**DESCRIPTION OF THE TASK:**
Work out how many lines in the entries contain the string "ایثارگری", and give nothing but that number.

(Dataset entries)

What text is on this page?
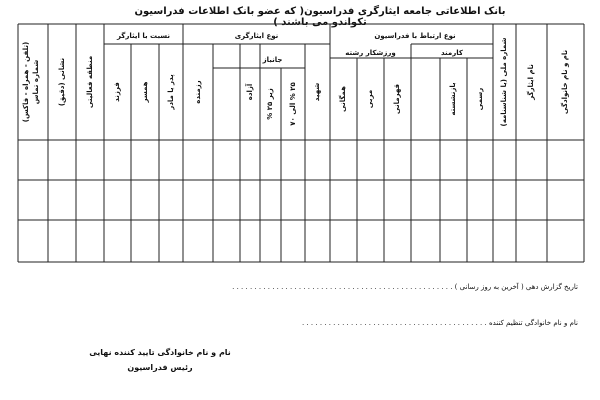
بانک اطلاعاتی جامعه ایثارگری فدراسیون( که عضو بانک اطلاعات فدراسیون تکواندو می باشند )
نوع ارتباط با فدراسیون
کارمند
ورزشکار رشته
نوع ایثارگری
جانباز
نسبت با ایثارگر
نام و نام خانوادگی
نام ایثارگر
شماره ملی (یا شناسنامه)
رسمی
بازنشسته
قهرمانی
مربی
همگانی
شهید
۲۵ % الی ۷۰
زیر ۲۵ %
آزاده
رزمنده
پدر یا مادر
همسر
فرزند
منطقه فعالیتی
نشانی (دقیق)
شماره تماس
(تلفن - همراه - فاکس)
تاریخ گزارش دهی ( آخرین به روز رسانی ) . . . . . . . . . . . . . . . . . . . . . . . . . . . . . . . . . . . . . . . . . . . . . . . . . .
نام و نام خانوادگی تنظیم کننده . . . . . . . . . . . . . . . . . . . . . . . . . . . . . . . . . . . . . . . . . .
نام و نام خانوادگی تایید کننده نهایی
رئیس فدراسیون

**FINISHED ANSWER:**
2